- DATA RECORDS
****

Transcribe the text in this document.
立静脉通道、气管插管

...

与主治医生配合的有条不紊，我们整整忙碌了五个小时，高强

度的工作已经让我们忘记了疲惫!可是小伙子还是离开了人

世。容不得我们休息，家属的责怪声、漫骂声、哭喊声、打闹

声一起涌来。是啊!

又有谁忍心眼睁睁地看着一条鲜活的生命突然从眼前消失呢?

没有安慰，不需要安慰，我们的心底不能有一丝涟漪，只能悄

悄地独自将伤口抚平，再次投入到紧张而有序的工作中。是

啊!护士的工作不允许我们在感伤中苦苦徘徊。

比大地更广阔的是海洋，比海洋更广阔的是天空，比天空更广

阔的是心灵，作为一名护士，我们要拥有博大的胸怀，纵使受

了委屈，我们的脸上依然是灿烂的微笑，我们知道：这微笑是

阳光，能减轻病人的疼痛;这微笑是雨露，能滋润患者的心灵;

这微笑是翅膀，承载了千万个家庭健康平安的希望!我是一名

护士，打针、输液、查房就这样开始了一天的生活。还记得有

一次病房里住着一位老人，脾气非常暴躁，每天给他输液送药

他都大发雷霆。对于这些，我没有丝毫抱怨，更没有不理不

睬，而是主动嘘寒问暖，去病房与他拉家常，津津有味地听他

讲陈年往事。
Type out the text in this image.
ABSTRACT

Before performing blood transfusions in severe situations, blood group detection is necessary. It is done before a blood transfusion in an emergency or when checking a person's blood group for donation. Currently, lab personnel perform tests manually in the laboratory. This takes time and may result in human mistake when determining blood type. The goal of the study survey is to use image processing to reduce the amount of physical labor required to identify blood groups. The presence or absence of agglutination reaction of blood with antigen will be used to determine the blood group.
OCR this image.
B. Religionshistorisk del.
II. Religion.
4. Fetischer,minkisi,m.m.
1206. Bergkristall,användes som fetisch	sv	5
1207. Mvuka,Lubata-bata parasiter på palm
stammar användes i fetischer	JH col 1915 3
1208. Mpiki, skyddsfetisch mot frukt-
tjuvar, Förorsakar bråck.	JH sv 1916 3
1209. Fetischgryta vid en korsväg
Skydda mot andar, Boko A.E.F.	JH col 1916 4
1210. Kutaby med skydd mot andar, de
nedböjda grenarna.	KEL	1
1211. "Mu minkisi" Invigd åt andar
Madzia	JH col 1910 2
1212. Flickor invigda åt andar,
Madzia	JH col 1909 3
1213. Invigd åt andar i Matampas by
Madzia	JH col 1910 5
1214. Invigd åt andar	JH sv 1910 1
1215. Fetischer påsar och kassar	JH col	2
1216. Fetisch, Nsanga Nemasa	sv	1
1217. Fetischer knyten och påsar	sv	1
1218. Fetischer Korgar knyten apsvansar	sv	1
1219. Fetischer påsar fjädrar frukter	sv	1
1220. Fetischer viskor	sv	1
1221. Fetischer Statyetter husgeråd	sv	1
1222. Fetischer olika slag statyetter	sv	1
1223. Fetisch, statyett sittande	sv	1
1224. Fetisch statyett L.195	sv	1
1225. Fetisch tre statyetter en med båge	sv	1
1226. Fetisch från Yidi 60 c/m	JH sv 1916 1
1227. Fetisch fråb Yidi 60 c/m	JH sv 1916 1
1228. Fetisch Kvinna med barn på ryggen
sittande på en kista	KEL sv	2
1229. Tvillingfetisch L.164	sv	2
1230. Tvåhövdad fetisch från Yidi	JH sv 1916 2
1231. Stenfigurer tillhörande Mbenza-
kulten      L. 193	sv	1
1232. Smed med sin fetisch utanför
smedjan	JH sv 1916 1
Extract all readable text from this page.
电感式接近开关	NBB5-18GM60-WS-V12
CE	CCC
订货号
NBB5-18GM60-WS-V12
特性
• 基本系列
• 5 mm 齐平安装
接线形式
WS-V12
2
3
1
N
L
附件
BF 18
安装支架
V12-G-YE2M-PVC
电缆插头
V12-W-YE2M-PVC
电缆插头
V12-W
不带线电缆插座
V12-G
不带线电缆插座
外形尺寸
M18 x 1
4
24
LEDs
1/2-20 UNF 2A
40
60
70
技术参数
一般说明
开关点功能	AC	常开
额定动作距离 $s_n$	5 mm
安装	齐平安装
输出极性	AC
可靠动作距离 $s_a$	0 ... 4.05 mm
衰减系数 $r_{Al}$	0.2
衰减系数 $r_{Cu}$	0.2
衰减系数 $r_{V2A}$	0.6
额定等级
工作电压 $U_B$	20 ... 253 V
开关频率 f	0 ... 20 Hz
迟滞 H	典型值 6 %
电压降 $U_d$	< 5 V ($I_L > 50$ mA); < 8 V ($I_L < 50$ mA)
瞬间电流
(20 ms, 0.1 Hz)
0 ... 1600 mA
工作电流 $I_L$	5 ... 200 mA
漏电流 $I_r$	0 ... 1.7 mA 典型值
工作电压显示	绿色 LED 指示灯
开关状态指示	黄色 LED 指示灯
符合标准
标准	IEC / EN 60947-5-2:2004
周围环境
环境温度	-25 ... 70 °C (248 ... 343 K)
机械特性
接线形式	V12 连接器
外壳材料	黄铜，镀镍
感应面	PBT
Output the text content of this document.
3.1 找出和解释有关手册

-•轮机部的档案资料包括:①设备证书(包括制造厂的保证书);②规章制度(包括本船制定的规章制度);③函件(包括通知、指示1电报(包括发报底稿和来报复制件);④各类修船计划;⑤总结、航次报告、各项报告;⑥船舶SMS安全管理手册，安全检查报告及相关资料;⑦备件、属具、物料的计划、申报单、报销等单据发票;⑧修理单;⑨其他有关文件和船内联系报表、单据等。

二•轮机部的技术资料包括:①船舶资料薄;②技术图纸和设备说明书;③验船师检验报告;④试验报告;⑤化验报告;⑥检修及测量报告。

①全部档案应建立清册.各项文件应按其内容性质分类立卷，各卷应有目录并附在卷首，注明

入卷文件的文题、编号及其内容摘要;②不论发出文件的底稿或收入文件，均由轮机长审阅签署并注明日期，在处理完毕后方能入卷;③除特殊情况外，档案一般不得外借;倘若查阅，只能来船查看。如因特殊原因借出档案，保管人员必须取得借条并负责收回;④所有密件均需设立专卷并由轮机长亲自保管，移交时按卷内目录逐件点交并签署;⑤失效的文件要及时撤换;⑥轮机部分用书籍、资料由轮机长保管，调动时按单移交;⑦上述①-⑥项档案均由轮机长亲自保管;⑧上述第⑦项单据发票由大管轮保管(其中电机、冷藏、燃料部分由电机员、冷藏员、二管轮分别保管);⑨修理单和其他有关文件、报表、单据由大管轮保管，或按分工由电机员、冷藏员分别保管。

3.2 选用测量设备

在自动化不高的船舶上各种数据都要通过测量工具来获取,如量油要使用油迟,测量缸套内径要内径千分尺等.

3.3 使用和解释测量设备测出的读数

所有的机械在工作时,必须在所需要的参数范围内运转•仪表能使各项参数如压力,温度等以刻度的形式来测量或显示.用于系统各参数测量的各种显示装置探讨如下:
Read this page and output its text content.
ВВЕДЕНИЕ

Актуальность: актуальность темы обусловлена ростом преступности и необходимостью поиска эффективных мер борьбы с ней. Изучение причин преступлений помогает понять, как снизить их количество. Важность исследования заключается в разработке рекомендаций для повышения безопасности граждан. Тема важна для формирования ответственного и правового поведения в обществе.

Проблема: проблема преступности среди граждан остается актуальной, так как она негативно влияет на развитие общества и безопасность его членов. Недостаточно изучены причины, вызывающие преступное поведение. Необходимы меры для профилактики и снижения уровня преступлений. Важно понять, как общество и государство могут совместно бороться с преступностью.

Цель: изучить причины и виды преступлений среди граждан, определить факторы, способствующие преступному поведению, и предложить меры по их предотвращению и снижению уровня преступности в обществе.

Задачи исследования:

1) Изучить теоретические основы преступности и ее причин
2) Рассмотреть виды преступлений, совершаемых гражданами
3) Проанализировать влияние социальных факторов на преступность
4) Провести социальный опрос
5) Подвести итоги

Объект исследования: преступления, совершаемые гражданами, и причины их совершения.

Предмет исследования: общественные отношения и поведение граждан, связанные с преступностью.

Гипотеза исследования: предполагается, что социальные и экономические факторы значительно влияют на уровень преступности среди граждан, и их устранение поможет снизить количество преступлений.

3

****

- WHAT IS ASKED
Using the listing above, list every line in which the string "image" occurs.

- IN RESPONSE
Type out the text in this image.
Before performing blood transfusions in severe situations, blood group detection is necessary. It is done before a blood transfusion in an emergency or when checking a person's blood group for donation. Currently, lab personnel perform tests manually in the laboratory. This takes time and may result in human mistake when determining blood type. The goal of the study survey is to use image processing to reduce the amount of physical labor required to identify blood groups. The presence or absence of agglutination reaction of blood with antigen will be used to determine the blood group.
OCR this image.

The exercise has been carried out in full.